Your task: Begin with the line holding "Serialize everything readable" and write out each following line to the end of the data, exactly. Pictures are left out.

Source material:
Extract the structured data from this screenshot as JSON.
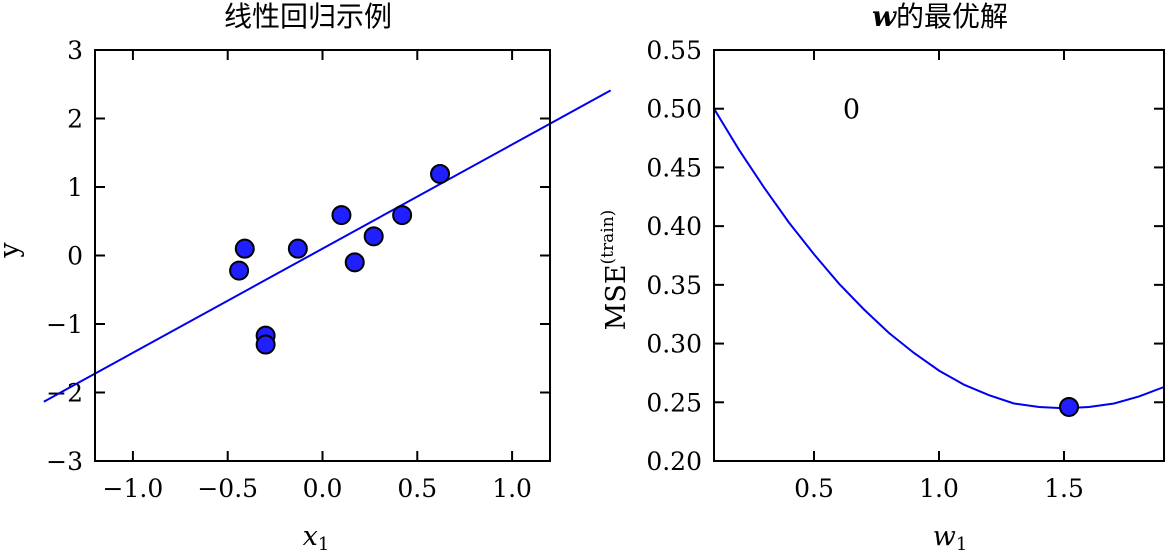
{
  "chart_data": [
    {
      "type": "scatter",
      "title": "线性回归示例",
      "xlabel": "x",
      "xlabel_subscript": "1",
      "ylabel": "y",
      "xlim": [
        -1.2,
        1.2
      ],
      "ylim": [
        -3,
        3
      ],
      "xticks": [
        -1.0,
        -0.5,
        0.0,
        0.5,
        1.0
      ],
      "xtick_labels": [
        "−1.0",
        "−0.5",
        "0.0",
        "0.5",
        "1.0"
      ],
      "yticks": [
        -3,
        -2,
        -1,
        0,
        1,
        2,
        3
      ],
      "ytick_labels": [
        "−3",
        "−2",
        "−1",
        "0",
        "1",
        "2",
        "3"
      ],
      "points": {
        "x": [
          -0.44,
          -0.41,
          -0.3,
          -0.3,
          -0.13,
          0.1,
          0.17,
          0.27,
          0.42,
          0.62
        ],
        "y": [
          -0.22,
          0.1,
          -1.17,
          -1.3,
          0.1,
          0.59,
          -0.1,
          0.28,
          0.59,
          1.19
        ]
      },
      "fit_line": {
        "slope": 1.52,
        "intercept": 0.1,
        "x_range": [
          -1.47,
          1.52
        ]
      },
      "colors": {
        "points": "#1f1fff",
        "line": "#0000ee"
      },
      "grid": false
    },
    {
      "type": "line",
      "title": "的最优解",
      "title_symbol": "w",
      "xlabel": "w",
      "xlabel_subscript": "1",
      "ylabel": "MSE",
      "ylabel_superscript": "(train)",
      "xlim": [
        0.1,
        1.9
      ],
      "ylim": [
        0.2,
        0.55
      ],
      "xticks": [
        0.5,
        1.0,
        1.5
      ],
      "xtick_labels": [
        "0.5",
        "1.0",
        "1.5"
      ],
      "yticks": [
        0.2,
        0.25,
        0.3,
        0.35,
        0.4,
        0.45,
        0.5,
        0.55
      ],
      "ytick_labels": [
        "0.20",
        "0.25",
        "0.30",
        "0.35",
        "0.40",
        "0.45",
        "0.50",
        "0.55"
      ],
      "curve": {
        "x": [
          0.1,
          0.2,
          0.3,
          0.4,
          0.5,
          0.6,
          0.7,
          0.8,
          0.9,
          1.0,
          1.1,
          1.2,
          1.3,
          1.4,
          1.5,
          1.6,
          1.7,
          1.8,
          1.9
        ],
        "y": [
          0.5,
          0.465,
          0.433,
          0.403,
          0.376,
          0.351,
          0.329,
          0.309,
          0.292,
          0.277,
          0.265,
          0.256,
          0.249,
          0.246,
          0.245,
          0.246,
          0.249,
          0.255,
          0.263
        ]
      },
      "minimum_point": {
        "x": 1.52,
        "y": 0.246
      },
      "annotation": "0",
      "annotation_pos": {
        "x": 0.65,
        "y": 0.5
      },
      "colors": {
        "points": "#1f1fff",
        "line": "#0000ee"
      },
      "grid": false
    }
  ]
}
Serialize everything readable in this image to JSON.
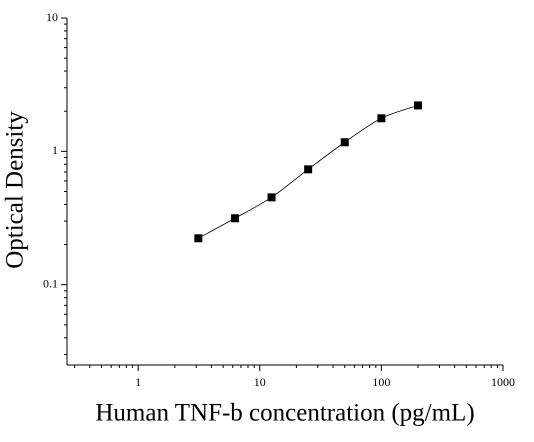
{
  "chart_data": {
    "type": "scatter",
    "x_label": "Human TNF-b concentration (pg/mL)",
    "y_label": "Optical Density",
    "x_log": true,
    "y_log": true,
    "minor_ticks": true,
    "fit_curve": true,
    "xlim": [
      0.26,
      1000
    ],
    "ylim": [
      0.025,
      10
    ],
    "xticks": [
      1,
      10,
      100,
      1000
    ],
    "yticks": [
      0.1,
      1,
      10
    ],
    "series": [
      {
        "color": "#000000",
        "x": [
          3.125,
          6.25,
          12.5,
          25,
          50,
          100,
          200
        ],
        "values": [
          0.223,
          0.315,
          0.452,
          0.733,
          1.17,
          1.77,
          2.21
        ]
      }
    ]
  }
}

Result:
Serialize everything readable in this image to JSON.
{
  "chart_data": {
    "type": "scatter",
    "x_label": "Human TNF-b concentration (pg/mL)",
    "y_label": "Optical Density",
    "x_log": true,
    "y_log": true,
    "minor_ticks": true,
    "fit_curve": true,
    "xlim": [
      0.26,
      1000
    ],
    "ylim": [
      0.025,
      10
    ],
    "xticks": [
      1,
      10,
      100,
      1000
    ],
    "yticks": [
      0.1,
      1,
      10
    ],
    "series": [
      {
        "color": "#000000",
        "x": [
          3.125,
          6.25,
          12.5,
          25,
          50,
          100,
          200
        ],
        "values": [
          0.223,
          0.315,
          0.452,
          0.733,
          1.17,
          1.77,
          2.21
        ]
      }
    ]
  }
}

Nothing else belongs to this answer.